(Dataset records)
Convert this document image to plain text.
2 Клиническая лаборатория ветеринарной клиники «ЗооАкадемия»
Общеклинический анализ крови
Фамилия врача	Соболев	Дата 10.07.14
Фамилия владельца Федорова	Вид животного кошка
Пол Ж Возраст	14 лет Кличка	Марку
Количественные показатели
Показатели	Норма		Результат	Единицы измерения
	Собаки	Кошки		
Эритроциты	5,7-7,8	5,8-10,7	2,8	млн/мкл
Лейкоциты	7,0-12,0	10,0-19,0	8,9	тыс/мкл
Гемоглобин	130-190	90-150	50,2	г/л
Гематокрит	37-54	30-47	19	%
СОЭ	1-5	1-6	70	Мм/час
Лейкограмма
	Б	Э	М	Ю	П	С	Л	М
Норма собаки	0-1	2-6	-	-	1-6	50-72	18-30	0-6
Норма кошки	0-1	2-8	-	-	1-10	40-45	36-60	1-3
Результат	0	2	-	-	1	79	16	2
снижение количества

Objective. In the entries above, find every line with the word "Фамилия" and list it.

Worked solution.
Фамилия врача	Соболев	Дата 10.07.14
Фамилия владельца Федорова	Вид животного кошка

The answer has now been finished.